▶ [Extracted records]
<<<<

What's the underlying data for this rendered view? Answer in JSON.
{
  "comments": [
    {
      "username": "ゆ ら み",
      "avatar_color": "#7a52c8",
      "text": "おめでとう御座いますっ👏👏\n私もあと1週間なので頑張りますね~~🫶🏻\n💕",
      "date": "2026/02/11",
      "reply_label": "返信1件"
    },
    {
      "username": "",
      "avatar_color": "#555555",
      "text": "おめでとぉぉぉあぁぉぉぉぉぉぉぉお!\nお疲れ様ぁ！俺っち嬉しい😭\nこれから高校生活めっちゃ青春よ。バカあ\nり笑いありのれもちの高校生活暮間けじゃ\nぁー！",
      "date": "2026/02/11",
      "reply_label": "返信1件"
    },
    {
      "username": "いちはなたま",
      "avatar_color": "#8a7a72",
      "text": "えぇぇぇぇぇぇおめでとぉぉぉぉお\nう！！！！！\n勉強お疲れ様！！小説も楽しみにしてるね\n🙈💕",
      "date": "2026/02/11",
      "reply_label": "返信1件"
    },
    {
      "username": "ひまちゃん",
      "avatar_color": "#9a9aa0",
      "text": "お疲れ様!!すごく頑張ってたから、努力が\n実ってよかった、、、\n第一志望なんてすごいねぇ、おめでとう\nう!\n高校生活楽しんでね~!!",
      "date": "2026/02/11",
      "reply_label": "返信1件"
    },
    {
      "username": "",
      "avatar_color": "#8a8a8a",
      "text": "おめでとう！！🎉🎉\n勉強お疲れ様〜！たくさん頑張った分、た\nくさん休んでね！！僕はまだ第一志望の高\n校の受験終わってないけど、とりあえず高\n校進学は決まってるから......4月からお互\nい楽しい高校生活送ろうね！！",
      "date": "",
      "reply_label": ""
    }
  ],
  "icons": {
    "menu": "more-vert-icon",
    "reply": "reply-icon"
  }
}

>>>>

▶ [EXERCISE INSTRUCTIONS] Reproduce each record shown above without altering a single word.

▶ [FINISHED TASK]
What's the underlying data for this rendered view? Answer in JSON.
{
  "comments": [
    {
      "username": "ゆ ら み",
      "avatar_color": "#7a52c8",
      "text": "おめでとう御座いますっ👏👏\n私もあと1週間なので頑張りますね~~🫶🏻\n💕",
      "date": "2026/02/11",
      "reply_label": "返信1件"
    },
    {
      "username": "",
      "avatar_color": "#555555",
      "text": "おめでとぉぉぉあぁぉぉぉぉぉぉぉお!\nお疲れ様ぁ！俺っち嬉しい😭\nこれから高校生活めっちゃ青春よ。バカあ\nり笑いありのれもちの高校生活暮間けじゃ\nぁー！",
      "date": "2026/02/11",
      "reply_label": "返信1件"
    },
    {
      "username": "いちはなたま",
      "avatar_color": "#8a7a72",
      "text": "えぇぇぇぇぇぇおめでとぉぉぉぉお\nう！！！！！\n勉強お疲れ様！！小説も楽しみにしてるね\n🙈💕",
      "date": "2026/02/11",
      "reply_label": "返信1件"
    },
    {
      "username": "ひまちゃん",
      "avatar_color": "#9a9aa0",
      "text": "お疲れ様!!すごく頑張ってたから、努力が\n実ってよかった、、、\n第一志望なんてすごいねぇ、おめでとう\nう!\n高校生活楽しんでね~!!",
      "date": "2026/02/11",
      "reply_label": "返信1件"
    },
    {
      "username": "",
      "avatar_color": "#8a8a8a",
      "text": "おめでとう！！🎉🎉\n勉強お疲れ様〜！たくさん頑張った分、た\nくさん休んでね！！僕はまだ第一志望の高\n校の受験終わってないけど、とりあえず高\n校進学は決まってるから......4月からお互\nい楽しい高校生活送ろうね！！",
      "date": "",
      "reply_label": ""
    }
  ],
  "icons": {
    "menu": "more-vert-icon",
    "reply": "reply-icon"
  }
}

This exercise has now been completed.